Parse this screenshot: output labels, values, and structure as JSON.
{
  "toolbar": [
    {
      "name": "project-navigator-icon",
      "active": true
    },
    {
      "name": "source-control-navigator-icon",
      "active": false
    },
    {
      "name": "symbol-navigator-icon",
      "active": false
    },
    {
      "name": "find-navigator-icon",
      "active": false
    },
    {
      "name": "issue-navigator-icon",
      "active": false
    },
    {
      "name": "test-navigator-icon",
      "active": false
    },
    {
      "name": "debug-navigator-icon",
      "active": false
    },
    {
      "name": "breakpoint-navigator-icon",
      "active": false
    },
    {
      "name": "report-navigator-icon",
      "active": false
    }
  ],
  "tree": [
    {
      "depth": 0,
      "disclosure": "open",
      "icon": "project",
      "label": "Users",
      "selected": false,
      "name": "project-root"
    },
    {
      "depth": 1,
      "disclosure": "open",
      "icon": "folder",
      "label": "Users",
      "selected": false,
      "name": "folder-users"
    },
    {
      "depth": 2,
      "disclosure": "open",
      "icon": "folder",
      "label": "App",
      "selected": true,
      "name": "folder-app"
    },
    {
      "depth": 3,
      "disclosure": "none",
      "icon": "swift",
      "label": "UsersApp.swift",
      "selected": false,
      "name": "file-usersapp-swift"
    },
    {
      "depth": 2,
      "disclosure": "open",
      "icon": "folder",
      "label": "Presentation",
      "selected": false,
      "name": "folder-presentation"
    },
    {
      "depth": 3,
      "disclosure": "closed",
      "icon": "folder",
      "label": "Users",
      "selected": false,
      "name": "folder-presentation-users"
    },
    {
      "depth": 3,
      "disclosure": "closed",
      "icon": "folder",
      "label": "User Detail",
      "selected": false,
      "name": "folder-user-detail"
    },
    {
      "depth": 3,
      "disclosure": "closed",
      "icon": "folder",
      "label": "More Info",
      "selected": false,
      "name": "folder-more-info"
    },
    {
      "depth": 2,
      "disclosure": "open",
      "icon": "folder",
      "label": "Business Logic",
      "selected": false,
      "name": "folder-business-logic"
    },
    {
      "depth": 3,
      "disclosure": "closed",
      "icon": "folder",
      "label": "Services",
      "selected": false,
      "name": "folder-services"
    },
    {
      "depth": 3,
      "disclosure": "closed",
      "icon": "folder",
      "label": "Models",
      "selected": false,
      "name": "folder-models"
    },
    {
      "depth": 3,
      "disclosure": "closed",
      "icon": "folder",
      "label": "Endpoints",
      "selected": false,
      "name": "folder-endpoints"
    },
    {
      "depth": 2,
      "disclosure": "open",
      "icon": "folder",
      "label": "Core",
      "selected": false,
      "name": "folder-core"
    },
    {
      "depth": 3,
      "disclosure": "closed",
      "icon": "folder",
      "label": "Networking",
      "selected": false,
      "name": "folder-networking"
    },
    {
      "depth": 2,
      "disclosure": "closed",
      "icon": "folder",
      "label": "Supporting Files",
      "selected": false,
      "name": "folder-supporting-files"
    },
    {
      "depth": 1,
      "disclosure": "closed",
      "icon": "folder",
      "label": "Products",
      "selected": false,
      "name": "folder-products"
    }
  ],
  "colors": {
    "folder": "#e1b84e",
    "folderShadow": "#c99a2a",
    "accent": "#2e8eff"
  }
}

- - -

> WHAT YOU WILL DO
Reproduce the whole listing word for word.

> RESPONSE
Parse this screenshot: output labels, values, and structure as JSON.
{
  "toolbar": [
    {
      "name": "project-navigator-icon",
      "active": true
    },
    {
      "name": "source-control-navigator-icon",
      "active": false
    },
    {
      "name": "symbol-navigator-icon",
      "active": false
    },
    {
      "name": "find-navigator-icon",
      "active": false
    },
    {
      "name": "issue-navigator-icon",
      "active": false
    },
    {
      "name": "test-navigator-icon",
      "active": false
    },
    {
      "name": "debug-navigator-icon",
      "active": false
    },
    {
      "name": "breakpoint-navigator-icon",
      "active": false
    },
    {
      "name": "report-navigator-icon",
      "active": false
    }
  ],
  "tree": [
    {
      "depth": 0,
      "disclosure": "open",
      "icon": "project",
      "label": "Users",
      "selected": false,
      "name": "project-root"
    },
    {
      "depth": 1,
      "disclosure": "open",
      "icon": "folder",
      "label": "Users",
      "selected": false,
      "name": "folder-users"
    },
    {
      "depth": 2,
      "disclosure": "open",
      "icon": "folder",
      "label": "App",
      "selected": true,
      "name": "folder-app"
    },
    {
      "depth": 3,
      "disclosure": "none",
      "icon": "swift",
      "label": "UsersApp.swift",
      "selected": false,
      "name": "file-usersapp-swift"
    },
    {
      "depth": 2,
      "disclosure": "open",
      "icon": "folder",
      "label": "Presentation",
      "selected": false,
      "name": "folder-presentation"
    },
    {
      "depth": 3,
      "disclosure": "closed",
      "icon": "folder",
      "label": "Users",
      "selected": false,
      "name": "folder-presentation-users"
    },
    {
      "depth": 3,
      "disclosure": "closed",
      "icon": "folder",
      "label": "User Detail",
      "selected": false,
      "name": "folder-user-detail"
    },
    {
      "depth": 3,
      "disclosure": "closed",
      "icon": "folder",
      "label": "More Info",
      "selected": false,
      "name": "folder-more-info"
    },
    {
      "depth": 2,
      "disclosure": "open",
      "icon": "folder",
      "label": "Business Logic",
      "selected": false,
      "name": "folder-business-logic"
    },
    {
      "depth": 3,
      "disclosure": "closed",
      "icon": "folder",
      "label": "Services",
      "selected": false,
      "name": "folder-services"
    },
    {
      "depth": 3,
      "disclosure": "closed",
      "icon": "folder",
      "label": "Models",
      "selected": false,
      "name": "folder-models"
    },
    {
      "depth": 3,
      "disclosure": "closed",
      "icon": "folder",
      "label": "Endpoints",
      "selected": false,
      "name": "folder-endpoints"
    },
    {
      "depth": 2,
      "disclosure": "open",
      "icon": "folder",
      "label": "Core",
      "selected": false,
      "name": "folder-core"
    },
    {
      "depth": 3,
      "disclosure": "closed",
      "icon": "folder",
      "label": "Networking",
      "selected": false,
      "name": "folder-networking"
    },
    {
      "depth": 2,
      "disclosure": "closed",
      "icon": "folder",
      "label": "Supporting Files",
      "selected": false,
      "name": "folder-supporting-files"
    },
    {
      "depth": 1,
      "disclosure": "closed",
      "icon": "folder",
      "label": "Products",
      "selected": false,
      "name": "folder-products"
    }
  ],
  "colors": {
    "folder": "#e1b84e",
    "folderShadow": "#c99a2a",
    "accent": "#2e8eff"
  }
}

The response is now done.